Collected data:
——————————

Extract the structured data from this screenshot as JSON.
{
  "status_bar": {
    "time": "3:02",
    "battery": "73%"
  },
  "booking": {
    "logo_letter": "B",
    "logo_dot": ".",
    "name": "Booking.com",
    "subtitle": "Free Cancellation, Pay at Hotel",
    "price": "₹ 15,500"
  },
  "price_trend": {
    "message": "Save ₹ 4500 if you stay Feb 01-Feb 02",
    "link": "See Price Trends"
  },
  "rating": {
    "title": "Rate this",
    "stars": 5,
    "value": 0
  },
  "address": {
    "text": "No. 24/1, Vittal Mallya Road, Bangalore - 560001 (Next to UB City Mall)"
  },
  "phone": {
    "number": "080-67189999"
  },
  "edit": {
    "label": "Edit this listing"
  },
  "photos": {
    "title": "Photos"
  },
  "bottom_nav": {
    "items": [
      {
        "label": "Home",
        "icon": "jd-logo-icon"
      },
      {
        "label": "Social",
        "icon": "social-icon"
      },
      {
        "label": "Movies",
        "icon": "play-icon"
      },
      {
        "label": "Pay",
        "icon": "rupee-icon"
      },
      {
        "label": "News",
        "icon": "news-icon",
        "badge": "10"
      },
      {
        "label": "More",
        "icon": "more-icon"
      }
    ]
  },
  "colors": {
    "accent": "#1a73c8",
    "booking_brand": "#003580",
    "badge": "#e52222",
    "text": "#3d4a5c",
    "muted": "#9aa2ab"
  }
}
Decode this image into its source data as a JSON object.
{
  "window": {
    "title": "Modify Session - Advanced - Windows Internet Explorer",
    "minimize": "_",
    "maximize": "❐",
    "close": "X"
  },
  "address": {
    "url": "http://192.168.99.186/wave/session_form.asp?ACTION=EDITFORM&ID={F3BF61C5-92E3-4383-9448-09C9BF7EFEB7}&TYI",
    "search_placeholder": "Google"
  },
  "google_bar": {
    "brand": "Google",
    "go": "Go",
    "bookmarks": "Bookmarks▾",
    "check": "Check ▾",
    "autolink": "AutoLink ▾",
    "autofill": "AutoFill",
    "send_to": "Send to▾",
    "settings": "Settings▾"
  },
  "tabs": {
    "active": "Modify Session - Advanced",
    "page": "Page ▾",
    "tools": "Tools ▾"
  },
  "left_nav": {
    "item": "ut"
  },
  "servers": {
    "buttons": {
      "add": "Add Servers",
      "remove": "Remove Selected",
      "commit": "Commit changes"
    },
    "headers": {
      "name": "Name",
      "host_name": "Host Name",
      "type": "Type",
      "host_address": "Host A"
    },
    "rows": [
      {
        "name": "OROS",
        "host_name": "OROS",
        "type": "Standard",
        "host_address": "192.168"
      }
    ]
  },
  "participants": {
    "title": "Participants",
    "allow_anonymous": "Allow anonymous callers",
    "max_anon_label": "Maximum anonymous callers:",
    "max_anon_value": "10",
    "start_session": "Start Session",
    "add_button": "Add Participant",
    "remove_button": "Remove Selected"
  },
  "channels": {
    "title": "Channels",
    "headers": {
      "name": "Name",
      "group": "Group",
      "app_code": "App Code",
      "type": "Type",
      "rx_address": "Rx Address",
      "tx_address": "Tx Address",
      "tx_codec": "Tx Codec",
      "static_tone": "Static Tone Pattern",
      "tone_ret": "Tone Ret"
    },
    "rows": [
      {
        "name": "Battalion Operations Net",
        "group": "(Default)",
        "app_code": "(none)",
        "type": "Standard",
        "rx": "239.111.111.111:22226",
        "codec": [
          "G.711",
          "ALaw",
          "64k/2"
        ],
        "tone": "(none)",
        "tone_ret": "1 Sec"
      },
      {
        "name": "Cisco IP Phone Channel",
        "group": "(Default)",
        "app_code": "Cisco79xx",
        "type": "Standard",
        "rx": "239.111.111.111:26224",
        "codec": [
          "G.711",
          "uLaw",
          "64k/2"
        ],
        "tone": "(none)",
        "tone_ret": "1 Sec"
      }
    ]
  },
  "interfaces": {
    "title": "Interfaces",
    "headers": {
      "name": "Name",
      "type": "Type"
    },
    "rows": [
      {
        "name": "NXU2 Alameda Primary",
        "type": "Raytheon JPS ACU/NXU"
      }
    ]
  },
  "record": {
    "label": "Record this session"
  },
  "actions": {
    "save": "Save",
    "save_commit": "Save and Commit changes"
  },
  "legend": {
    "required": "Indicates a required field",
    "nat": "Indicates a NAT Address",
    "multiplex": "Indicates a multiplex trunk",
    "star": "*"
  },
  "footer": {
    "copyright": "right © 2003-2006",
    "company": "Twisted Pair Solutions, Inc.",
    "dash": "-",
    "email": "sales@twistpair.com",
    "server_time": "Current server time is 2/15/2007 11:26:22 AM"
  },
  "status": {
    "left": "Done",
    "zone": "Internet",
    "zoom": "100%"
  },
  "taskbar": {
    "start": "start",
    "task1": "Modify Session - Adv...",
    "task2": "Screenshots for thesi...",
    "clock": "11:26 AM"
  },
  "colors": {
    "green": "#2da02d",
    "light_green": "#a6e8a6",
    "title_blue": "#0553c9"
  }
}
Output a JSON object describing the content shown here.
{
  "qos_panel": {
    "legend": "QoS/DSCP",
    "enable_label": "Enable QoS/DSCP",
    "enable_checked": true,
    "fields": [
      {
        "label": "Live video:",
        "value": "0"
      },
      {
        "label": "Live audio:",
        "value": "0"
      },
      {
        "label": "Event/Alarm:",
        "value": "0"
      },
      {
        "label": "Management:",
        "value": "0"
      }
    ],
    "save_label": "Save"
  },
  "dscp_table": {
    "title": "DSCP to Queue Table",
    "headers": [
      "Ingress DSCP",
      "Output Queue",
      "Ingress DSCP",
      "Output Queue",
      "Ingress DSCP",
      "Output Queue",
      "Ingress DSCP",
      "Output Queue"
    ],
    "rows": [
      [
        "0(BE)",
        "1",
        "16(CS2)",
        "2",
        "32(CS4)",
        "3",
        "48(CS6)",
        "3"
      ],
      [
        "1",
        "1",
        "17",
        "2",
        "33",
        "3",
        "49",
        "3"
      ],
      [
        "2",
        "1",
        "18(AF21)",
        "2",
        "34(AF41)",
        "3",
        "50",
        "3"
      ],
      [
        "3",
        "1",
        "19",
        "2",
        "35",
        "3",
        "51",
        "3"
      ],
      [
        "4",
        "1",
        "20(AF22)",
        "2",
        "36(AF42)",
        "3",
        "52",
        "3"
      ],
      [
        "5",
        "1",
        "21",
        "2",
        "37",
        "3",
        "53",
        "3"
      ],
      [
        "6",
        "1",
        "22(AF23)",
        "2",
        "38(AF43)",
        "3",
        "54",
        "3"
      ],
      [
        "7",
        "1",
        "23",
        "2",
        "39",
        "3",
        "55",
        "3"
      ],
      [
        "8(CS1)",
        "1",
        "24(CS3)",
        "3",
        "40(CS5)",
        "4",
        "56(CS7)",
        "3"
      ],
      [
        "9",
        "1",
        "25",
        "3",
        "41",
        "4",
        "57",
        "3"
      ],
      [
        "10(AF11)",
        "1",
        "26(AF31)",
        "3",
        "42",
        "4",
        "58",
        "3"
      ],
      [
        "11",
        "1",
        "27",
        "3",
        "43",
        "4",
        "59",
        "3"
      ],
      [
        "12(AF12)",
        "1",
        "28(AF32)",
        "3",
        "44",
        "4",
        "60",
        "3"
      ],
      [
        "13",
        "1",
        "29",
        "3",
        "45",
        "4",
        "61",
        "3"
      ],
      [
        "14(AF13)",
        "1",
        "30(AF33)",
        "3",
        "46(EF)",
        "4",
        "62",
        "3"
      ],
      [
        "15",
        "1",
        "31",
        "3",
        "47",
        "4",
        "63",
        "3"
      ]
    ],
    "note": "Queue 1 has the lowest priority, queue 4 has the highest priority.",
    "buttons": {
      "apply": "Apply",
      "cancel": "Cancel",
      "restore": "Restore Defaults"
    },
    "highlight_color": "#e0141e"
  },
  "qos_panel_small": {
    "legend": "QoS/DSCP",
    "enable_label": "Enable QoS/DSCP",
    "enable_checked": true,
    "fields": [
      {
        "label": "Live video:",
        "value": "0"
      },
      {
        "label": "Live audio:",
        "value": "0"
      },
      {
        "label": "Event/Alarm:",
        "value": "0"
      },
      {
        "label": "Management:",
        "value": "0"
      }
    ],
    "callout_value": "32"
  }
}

——————————

_What the task requires_. Return every line in the listing that contains the word "JSON".

_Written response_.
Extract the structured data from this screenshot as JSON.
Decode this image into its source data as a JSON object.
Output a JSON object describing the content shown here.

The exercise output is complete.